* **SET TASK**
Establish how many lines in the material include the string "image" and report it as a lone number.
^^^^
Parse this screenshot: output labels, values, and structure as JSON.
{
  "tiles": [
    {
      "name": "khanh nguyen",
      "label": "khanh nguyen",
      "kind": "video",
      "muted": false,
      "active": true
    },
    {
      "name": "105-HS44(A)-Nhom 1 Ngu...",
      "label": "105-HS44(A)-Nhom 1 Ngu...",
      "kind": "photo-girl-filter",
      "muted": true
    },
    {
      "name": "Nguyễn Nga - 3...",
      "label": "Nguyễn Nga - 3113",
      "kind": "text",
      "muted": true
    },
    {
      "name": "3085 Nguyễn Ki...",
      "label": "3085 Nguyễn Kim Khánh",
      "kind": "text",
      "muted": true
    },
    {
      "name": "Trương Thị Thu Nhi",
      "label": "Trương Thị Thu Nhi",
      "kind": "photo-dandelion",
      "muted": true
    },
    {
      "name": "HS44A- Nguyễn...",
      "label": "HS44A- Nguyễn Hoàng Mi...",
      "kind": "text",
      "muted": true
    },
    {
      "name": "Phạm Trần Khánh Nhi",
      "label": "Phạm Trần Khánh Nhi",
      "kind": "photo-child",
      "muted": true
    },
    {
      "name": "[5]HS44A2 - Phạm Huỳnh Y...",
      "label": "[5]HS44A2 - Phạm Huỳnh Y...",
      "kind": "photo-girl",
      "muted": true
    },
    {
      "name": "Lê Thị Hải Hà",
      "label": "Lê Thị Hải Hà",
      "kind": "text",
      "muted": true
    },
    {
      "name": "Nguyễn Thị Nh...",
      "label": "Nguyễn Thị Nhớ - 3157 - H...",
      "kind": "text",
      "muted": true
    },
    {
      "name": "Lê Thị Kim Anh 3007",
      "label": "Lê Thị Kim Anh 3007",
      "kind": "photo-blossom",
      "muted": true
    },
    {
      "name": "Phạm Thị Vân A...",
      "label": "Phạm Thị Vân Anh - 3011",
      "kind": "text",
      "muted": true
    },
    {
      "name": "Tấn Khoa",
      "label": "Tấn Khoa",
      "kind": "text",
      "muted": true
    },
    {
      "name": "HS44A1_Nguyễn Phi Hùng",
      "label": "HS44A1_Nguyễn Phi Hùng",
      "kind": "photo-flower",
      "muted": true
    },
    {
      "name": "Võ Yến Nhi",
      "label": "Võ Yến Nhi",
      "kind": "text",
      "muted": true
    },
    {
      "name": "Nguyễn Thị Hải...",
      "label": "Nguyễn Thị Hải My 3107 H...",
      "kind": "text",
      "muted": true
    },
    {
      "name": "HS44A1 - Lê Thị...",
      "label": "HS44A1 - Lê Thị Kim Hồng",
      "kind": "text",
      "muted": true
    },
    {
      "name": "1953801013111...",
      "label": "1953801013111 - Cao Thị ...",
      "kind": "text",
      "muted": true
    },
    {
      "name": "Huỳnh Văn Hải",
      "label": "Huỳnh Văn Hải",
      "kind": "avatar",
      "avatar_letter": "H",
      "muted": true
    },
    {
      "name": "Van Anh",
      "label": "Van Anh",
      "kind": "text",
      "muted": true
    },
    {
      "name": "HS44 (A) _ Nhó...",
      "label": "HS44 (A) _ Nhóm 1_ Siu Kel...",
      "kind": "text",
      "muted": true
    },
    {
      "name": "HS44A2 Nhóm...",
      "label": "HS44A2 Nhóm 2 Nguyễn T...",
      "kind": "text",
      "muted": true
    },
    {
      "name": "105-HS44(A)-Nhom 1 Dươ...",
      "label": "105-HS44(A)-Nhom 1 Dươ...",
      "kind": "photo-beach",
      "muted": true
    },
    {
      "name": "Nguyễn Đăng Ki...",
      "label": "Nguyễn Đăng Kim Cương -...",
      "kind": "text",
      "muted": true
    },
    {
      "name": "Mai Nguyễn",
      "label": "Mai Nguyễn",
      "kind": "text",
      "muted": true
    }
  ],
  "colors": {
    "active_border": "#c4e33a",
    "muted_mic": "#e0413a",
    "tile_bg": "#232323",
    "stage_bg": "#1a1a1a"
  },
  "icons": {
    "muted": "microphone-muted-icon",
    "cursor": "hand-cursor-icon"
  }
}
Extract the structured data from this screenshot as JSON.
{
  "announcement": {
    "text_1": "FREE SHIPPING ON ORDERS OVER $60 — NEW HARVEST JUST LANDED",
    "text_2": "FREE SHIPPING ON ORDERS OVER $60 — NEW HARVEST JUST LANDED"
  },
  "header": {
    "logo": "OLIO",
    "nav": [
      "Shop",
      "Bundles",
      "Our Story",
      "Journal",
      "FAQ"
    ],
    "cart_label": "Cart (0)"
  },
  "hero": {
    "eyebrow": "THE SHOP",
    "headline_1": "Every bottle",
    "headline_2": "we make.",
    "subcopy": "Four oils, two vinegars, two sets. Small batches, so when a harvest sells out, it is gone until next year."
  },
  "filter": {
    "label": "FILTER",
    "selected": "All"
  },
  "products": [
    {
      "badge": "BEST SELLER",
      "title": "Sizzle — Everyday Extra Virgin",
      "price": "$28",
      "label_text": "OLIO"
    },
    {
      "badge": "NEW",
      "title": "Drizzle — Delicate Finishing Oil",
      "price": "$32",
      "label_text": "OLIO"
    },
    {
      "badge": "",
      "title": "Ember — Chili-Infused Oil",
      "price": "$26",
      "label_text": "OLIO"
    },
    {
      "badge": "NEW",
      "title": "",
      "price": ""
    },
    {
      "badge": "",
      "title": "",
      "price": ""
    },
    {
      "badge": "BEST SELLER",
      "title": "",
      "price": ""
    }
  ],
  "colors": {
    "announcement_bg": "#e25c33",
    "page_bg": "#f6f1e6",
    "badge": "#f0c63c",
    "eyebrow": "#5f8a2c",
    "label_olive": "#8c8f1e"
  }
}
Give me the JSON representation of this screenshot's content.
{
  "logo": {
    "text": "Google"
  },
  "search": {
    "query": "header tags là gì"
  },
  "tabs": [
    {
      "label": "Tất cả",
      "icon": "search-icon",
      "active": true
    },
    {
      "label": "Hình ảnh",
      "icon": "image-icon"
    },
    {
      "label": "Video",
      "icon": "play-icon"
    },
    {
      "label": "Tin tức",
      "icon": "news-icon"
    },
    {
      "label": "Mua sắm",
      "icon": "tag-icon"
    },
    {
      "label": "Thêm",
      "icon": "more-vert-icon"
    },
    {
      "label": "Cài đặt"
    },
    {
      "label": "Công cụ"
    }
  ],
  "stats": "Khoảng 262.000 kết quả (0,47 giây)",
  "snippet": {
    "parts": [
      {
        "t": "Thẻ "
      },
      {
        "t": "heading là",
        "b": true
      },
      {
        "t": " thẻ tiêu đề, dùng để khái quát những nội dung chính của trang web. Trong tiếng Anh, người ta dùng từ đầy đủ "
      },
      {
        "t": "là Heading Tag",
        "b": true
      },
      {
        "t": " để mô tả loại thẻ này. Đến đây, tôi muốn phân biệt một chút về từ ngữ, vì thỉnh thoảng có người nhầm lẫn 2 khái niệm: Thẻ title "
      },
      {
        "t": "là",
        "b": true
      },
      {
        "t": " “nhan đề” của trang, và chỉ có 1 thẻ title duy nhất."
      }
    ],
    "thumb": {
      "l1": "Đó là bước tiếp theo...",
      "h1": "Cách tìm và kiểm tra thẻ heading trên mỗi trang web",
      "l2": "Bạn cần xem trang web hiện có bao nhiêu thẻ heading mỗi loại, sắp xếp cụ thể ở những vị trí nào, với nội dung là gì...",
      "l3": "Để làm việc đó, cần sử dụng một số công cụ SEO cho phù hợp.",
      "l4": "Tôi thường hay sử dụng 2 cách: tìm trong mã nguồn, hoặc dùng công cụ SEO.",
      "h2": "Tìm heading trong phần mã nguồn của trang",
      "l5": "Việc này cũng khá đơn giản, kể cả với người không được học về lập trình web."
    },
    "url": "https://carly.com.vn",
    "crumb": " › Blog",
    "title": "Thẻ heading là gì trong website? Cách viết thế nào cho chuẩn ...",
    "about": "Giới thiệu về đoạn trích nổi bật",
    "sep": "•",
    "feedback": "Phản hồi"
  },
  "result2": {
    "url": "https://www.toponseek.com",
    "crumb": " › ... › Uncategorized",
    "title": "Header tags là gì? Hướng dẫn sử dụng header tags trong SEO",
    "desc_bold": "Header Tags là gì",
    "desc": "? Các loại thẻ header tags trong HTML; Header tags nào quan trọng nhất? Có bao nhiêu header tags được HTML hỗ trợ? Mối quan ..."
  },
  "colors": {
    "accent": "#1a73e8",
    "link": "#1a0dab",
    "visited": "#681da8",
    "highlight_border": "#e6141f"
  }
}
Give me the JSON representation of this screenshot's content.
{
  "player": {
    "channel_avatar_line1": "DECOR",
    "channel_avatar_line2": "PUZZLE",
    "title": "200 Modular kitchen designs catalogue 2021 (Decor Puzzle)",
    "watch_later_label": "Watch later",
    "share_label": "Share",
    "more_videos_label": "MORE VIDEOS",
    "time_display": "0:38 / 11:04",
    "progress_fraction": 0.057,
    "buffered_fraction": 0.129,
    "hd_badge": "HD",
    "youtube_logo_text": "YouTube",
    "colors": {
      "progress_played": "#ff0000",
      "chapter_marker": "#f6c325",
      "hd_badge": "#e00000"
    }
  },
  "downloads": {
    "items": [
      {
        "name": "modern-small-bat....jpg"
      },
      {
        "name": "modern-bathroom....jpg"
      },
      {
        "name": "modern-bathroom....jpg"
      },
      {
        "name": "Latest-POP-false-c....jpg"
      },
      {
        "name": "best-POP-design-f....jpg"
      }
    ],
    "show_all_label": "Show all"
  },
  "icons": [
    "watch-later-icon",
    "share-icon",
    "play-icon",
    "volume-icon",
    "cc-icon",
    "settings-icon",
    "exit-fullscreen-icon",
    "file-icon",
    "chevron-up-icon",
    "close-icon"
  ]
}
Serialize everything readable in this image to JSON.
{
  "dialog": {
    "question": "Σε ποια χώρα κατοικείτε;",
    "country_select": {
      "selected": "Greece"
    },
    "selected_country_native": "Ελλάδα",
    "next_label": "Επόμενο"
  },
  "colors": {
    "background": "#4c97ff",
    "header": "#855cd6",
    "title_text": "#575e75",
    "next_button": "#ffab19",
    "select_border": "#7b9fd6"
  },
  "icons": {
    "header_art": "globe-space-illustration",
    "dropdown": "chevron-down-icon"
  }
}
^^^^
* **RESULT**
2